# Exercise prompt:
Set down each record below precisely, skipping the pictures.

START Dataset records

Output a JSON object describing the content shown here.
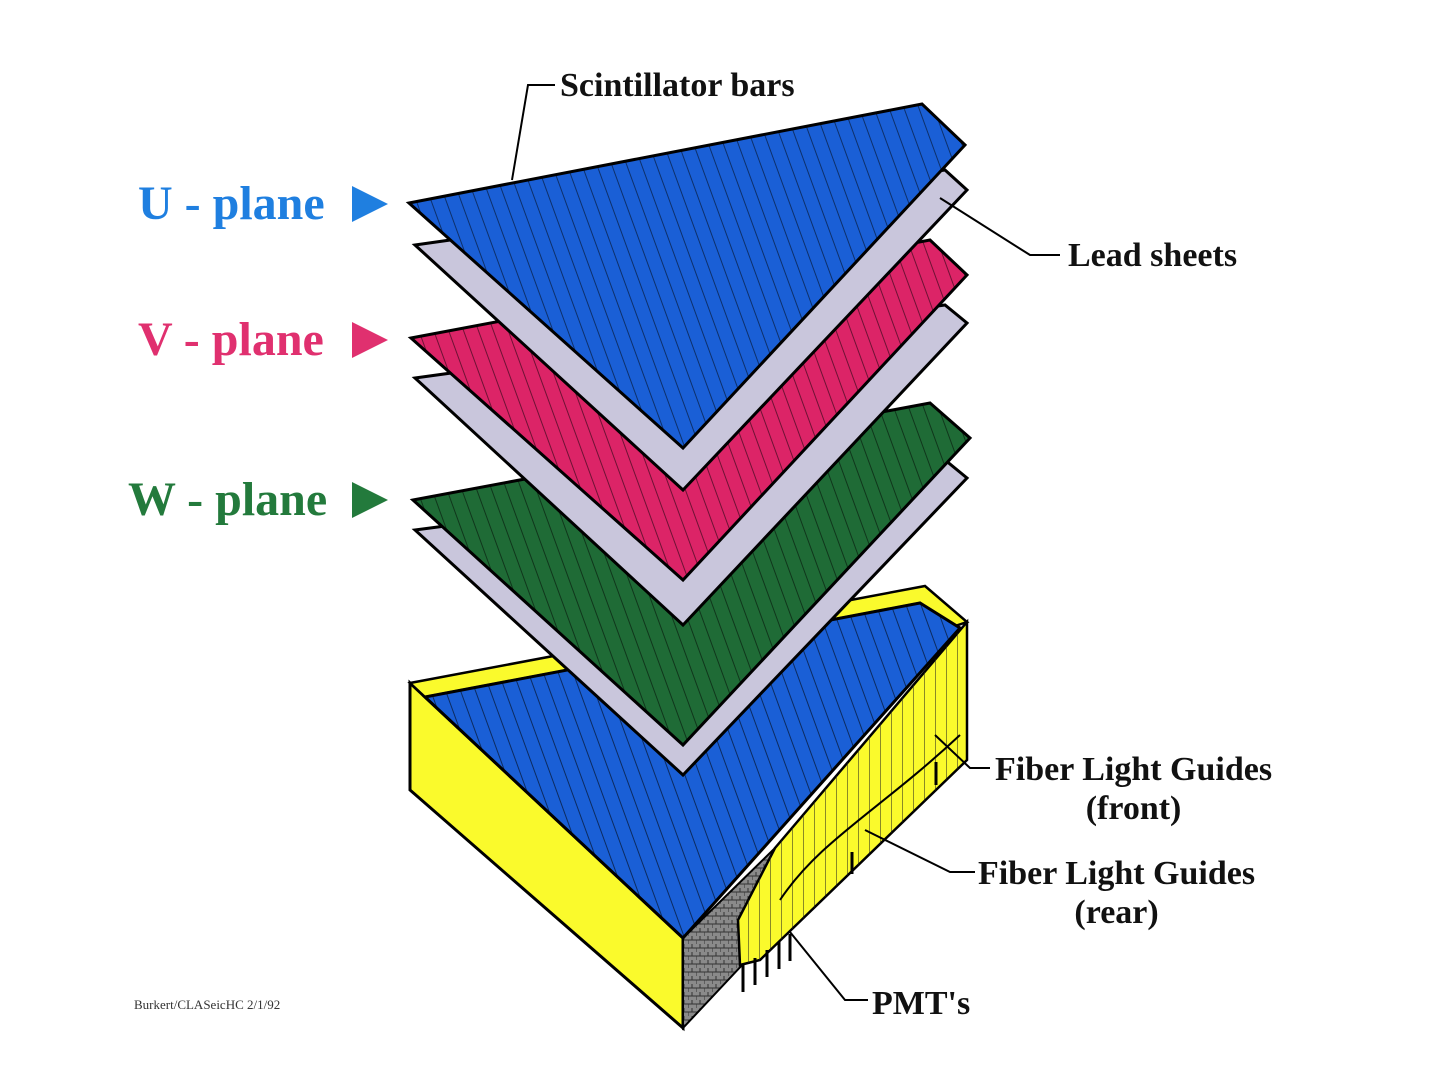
{
  "labels": {
    "u_plane": "U - plane",
    "v_plane": "V - plane",
    "w_plane": "W - plane",
    "scintillator_bars": "Scintillator bars",
    "lead_sheets": "Lead sheets",
    "fiber_front_line1": "Fiber Light Guides",
    "fiber_front_line2": "(front)",
    "fiber_rear_line1": "Fiber Light Guides",
    "fiber_rear_line2": "(rear)",
    "pmts": "PMT's",
    "credit": "Burkert/CLASeicHC 2/1/92"
  },
  "colors": {
    "u_plane": "#1a5fd6",
    "v_plane": "#dc2467",
    "w_plane": "#1f6b36",
    "lead_sheet": "#c9c6dc",
    "housing_yellow": "#fafa2c",
    "u_label_text": "#1f7fe0",
    "v_label_text": "#e0306f",
    "w_label_text": "#237a3c"
  }
}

END Dataset records

# Expected output:
Output a JSON object describing the content shown here.
{
  "labels": {
    "u_plane": "U - plane",
    "v_plane": "V - plane",
    "w_plane": "W - plane",
    "scintillator_bars": "Scintillator bars",
    "lead_sheets": "Lead sheets",
    "fiber_front_line1": "Fiber Light Guides",
    "fiber_front_line2": "(front)",
    "fiber_rear_line1": "Fiber Light Guides",
    "fiber_rear_line2": "(rear)",
    "pmts": "PMT's",
    "credit": "Burkert/CLASeicHC 2/1/92"
  },
  "colors": {
    "u_plane": "#1a5fd6",
    "v_plane": "#dc2467",
    "w_plane": "#1f6b36",
    "lead_sheet": "#c9c6dc",
    "housing_yellow": "#fafa2c",
    "u_label_text": "#1f7fe0",
    "v_label_text": "#e0306f",
    "w_label_text": "#237a3c"
  }
}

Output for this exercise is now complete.